What to do:
Return copies of the lines below that mention "delicious".

■ ■ ■ ■ ■ ■ ■

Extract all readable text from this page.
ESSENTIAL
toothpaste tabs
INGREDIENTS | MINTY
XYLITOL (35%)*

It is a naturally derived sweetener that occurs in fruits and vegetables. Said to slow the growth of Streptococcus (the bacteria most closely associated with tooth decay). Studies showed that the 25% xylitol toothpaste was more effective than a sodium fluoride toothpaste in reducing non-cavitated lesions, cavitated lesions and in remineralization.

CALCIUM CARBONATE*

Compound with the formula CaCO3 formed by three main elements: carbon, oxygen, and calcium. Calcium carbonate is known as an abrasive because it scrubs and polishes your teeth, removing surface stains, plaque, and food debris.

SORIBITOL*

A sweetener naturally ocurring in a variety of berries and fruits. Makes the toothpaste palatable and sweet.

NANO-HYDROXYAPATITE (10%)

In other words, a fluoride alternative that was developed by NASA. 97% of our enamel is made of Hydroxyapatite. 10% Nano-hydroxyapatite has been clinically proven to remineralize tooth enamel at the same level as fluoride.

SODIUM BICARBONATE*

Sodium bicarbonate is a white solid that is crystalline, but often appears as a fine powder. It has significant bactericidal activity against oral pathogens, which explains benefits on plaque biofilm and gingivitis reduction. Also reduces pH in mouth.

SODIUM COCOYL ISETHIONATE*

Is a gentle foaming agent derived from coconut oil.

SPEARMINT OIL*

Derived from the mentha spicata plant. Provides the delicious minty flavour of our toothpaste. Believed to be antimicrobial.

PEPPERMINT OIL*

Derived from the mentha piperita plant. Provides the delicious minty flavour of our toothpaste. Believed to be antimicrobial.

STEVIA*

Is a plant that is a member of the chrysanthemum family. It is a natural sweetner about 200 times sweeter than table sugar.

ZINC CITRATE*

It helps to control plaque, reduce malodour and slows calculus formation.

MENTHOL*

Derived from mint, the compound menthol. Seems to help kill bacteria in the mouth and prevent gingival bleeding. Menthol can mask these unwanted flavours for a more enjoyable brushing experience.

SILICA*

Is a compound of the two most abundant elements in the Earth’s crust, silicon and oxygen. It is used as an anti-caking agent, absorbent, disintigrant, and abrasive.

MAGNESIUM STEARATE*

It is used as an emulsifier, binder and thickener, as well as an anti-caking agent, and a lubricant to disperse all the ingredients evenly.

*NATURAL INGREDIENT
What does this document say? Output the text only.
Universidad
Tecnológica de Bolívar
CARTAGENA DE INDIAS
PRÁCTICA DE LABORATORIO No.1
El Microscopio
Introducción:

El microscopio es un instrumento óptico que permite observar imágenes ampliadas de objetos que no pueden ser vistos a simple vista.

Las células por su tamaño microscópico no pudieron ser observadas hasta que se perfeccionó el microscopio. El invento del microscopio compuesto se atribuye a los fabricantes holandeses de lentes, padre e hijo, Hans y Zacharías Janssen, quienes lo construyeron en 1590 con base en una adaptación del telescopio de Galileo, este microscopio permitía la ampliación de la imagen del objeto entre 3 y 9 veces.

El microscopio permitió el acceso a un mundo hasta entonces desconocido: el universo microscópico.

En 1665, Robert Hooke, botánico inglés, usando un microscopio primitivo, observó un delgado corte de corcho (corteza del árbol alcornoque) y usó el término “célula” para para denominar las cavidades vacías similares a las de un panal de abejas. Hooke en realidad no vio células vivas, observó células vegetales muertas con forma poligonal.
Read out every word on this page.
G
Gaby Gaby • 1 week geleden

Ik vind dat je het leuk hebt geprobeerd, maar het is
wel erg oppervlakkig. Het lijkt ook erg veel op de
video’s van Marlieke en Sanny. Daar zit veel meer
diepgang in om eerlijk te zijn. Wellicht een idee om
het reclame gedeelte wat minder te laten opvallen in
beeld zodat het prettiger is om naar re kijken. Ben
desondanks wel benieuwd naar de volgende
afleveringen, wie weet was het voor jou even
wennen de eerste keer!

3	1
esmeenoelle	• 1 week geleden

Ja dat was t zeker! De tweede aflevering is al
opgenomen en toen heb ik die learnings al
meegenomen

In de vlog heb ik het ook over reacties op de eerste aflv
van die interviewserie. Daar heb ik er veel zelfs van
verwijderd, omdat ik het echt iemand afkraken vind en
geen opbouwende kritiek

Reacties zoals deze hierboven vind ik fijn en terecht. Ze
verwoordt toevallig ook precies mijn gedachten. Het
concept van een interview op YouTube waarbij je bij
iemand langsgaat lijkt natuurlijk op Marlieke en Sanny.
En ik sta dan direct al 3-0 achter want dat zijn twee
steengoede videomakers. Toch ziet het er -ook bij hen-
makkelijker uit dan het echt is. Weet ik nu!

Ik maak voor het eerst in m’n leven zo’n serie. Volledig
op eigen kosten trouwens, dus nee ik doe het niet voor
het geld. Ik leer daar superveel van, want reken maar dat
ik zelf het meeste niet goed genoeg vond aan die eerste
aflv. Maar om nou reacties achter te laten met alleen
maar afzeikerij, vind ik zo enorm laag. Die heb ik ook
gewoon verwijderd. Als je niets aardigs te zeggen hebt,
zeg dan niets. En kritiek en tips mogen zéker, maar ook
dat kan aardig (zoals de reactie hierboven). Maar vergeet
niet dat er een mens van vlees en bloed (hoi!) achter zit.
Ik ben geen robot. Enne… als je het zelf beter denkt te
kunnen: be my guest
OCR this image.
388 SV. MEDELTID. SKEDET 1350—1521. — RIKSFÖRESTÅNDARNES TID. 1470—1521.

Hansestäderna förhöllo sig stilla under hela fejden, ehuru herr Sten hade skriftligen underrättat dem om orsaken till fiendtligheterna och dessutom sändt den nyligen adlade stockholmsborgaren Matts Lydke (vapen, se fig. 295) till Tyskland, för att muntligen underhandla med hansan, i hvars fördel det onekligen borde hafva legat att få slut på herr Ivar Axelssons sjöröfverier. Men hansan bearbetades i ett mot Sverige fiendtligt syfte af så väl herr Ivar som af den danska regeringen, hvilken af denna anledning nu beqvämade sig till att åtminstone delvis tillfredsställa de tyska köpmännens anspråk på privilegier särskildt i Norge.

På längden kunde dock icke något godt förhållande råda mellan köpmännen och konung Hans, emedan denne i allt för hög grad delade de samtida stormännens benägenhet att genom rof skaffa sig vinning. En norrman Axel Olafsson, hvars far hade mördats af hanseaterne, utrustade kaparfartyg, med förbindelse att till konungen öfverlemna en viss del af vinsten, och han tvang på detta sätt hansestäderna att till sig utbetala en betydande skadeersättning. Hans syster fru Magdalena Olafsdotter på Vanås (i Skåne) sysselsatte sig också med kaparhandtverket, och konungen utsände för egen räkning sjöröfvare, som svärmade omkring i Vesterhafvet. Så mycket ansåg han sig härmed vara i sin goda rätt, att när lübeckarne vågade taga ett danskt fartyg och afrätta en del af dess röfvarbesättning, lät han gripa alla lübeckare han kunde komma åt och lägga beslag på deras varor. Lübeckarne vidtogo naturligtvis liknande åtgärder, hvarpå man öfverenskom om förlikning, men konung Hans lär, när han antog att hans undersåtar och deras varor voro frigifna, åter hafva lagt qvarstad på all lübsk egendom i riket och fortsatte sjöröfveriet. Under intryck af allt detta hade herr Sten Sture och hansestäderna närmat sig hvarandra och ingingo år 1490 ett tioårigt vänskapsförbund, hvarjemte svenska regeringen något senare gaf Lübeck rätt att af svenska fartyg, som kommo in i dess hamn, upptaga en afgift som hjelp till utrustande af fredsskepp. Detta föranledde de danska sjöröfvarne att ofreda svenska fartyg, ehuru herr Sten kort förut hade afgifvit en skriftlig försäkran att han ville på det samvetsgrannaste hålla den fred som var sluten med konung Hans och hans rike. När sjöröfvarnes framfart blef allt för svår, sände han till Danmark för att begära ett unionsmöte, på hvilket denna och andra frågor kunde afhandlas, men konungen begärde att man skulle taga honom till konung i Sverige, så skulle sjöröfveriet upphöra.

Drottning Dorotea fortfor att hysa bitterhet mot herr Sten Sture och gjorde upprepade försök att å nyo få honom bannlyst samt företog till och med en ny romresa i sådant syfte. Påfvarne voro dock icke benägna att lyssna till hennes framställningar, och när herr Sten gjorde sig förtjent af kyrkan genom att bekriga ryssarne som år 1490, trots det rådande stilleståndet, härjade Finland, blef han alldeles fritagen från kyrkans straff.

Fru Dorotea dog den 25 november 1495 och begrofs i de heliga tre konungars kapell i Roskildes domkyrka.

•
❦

■ ■ ■ ■ ■ ■ ■

Task response:
Derived from the mentha spicata plant. Provides the delicious minty flavour of our toothpaste. Believed to be antimicrobial.
Derived from the mentha piperita plant. Provides the delicious minty flavour of our toothpaste. Believed to be antimicrobial.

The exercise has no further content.